» Given instruction
Pull out each line of the records holding the string "this".

--------------------------------

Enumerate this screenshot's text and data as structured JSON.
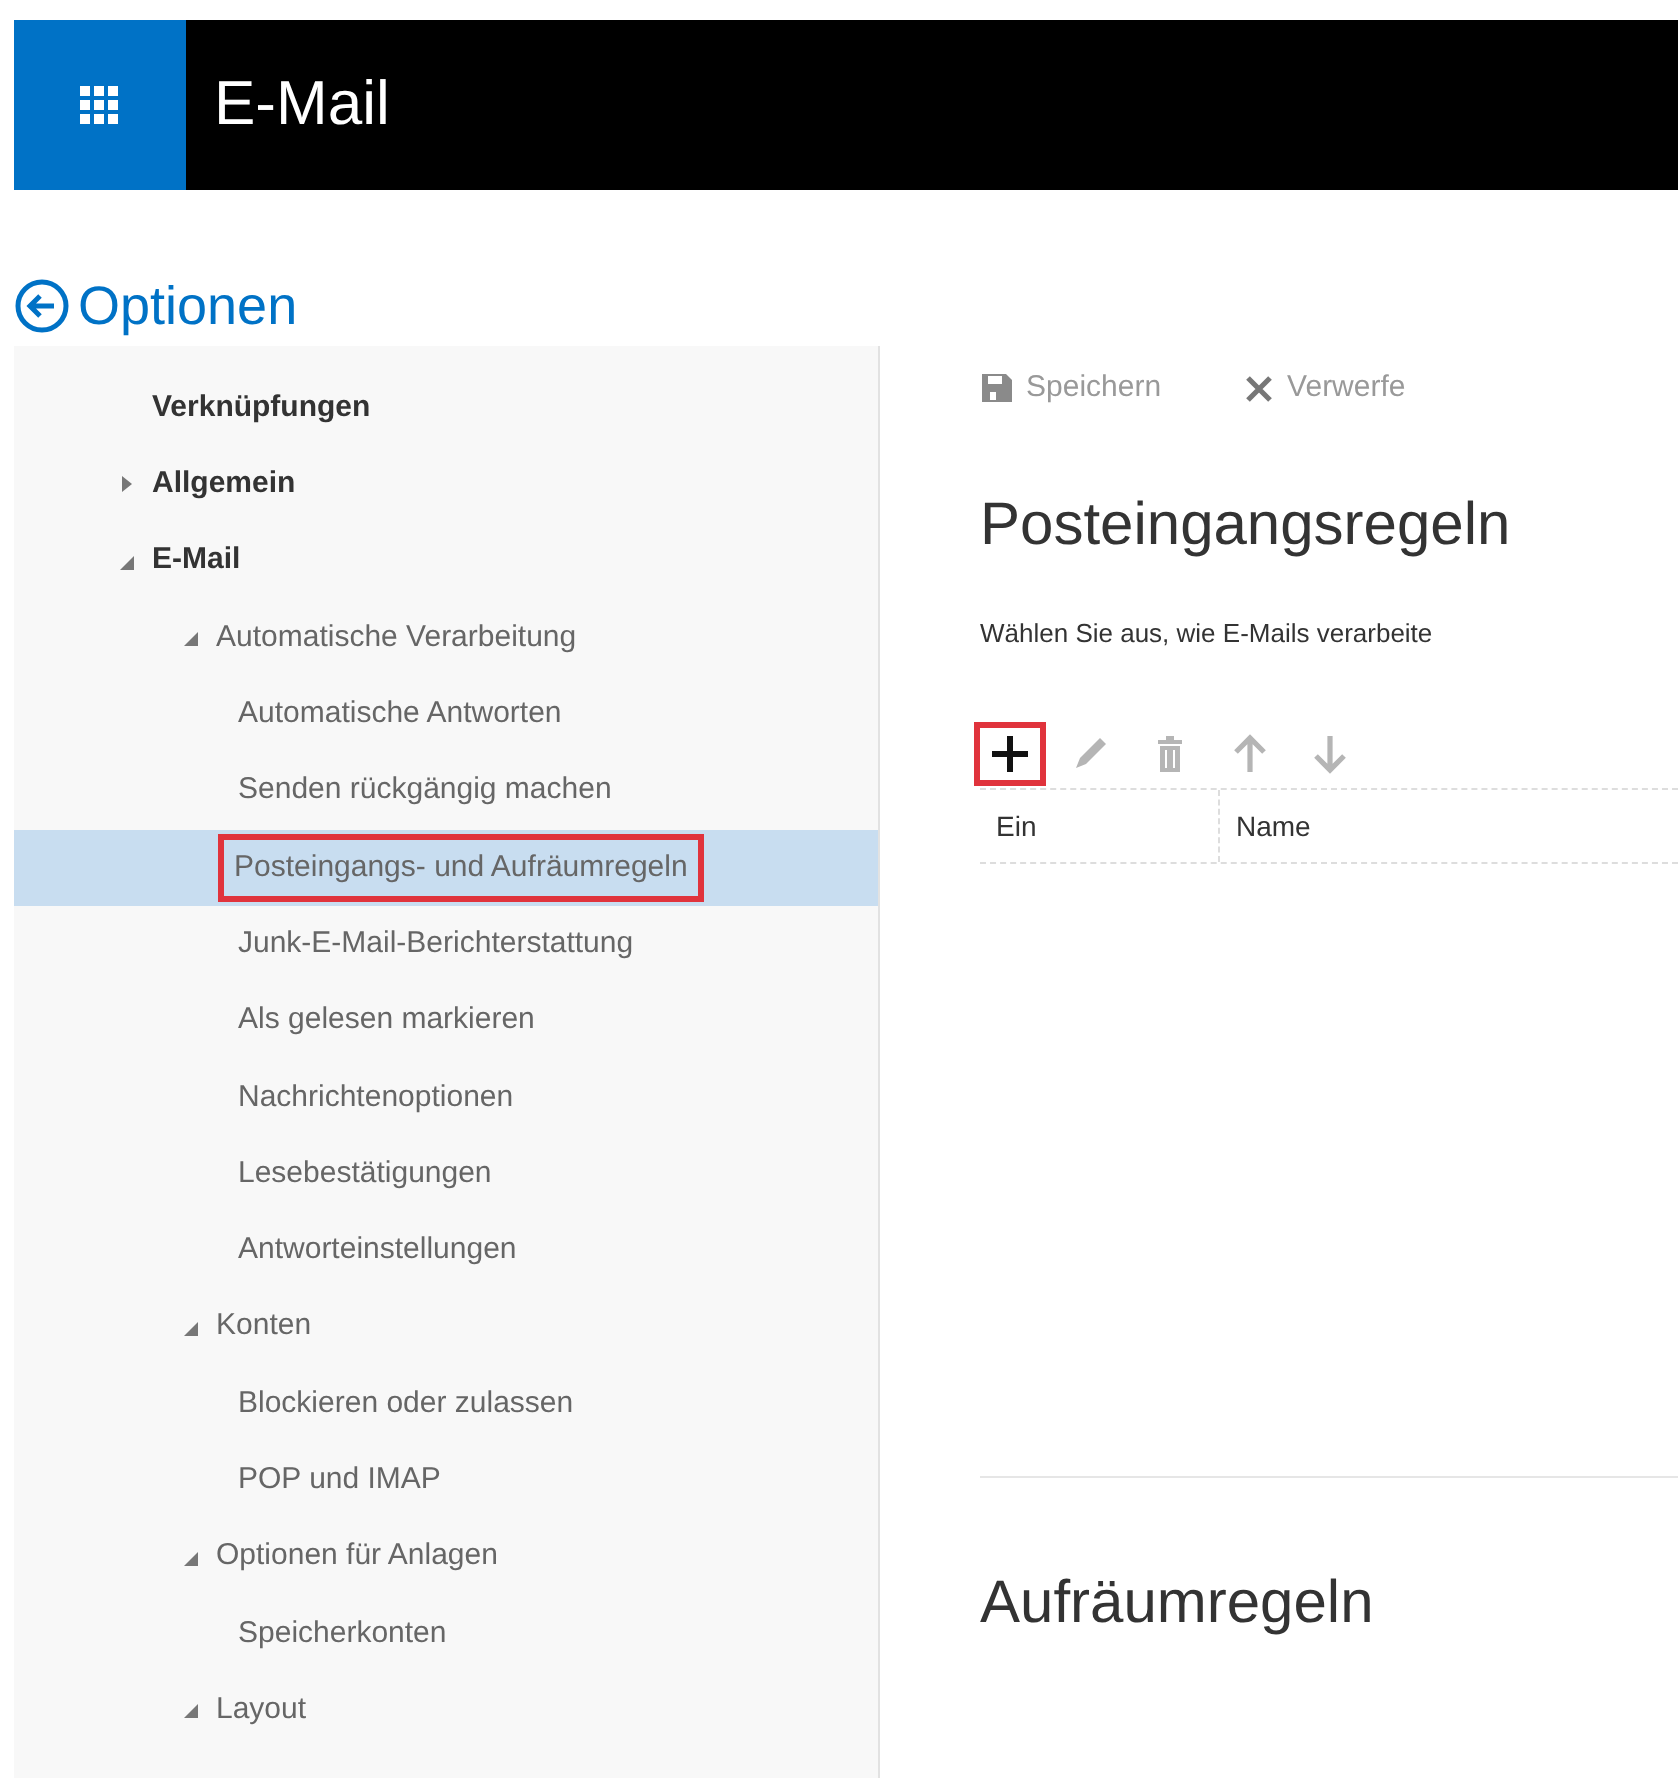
{
  "app_bar": {
    "title": "E-Mail"
  },
  "back": {
    "label": "Optionen"
  },
  "sidebar": {
    "items": [
      {
        "label": "Verknüpfungen",
        "selected": false
      },
      {
        "label": "Allgemein",
        "expanded": false,
        "selected": false
      },
      {
        "label": "E-Mail",
        "expanded": true,
        "selected": false,
        "children": [
          {
            "label": "Automatische Verarbeitung",
            "expanded": true,
            "selected": false,
            "children": [
              {
                "label": "Automatische Antworten",
                "selected": false
              },
              {
                "label": "Senden rückgängig machen",
                "selected": false
              },
              {
                "label": "Posteingangs- und Aufräumregeln",
                "selected": true,
                "annotated": true
              },
              {
                "label": "Junk-E-Mail-Berichterstattung",
                "selected": false
              },
              {
                "label": "Als gelesen markieren",
                "selected": false
              },
              {
                "label": "Nachrichtenoptionen",
                "selected": false
              },
              {
                "label": "Lesebestätigungen",
                "selected": false
              },
              {
                "label": "Antworteinstellungen",
                "selected": false
              }
            ]
          },
          {
            "label": "Konten",
            "expanded": true,
            "selected": false,
            "children": [
              {
                "label": "Blockieren oder zulassen",
                "selected": false
              },
              {
                "label": "POP und IMAP",
                "selected": false
              }
            ]
          },
          {
            "label": "Optionen für Anlagen",
            "expanded": true,
            "selected": false,
            "children": [
              {
                "label": "Speicherkonten",
                "selected": false
              }
            ]
          },
          {
            "label": "Layout",
            "expanded": true,
            "selected": false
          }
        ]
      }
    ]
  },
  "command_bar": [
    {
      "kind": "save",
      "label": "Speichern",
      "disabled": true
    },
    {
      "kind": "discard",
      "label": "Verwerfe",
      "disabled": true
    }
  ],
  "heading": "Posteingangsregeln",
  "description": "Wählen Sie aus, wie E-Mails verarbeite",
  "rule_tools": [
    {
      "kind": "add",
      "disabled": false,
      "annotated": true
    },
    {
      "kind": "edit",
      "disabled": true,
      "annotated": false
    },
    {
      "kind": "delete",
      "disabled": true,
      "annotated": false
    },
    {
      "kind": "up",
      "disabled": true,
      "annotated": false
    },
    {
      "kind": "down",
      "disabled": true,
      "annotated": false
    }
  ],
  "table": {
    "columns": [
      "Ein",
      "Name"
    ]
  },
  "second_heading": "Aufräumregeln"
}
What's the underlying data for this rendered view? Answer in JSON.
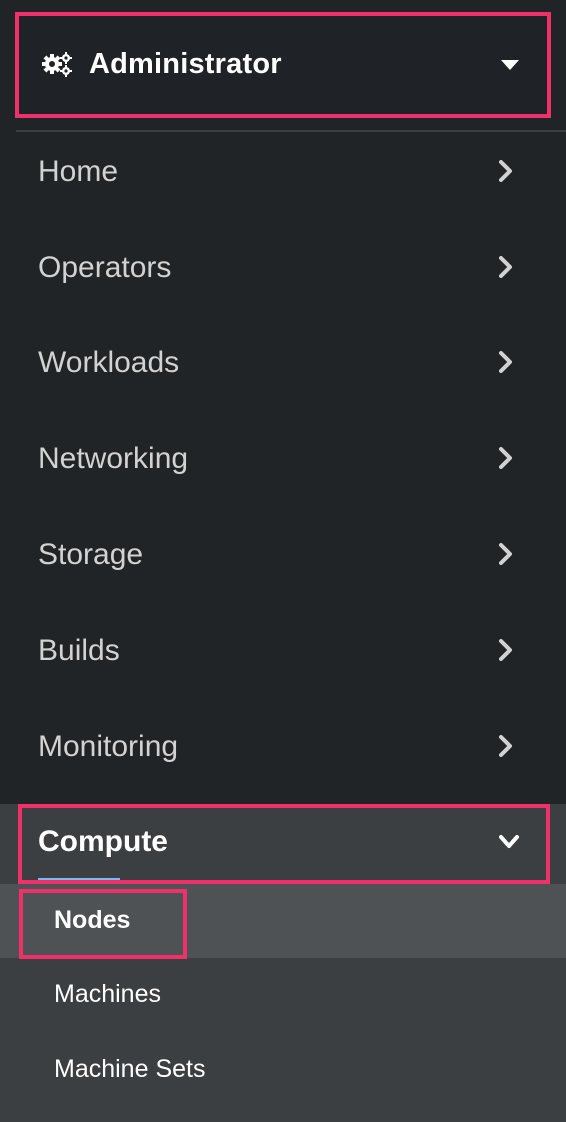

--------------------------------

» Final result
Enumerate this screenshot's text and data as structured JSON.
What's the underlying data for this rendered view? Answer in JSON.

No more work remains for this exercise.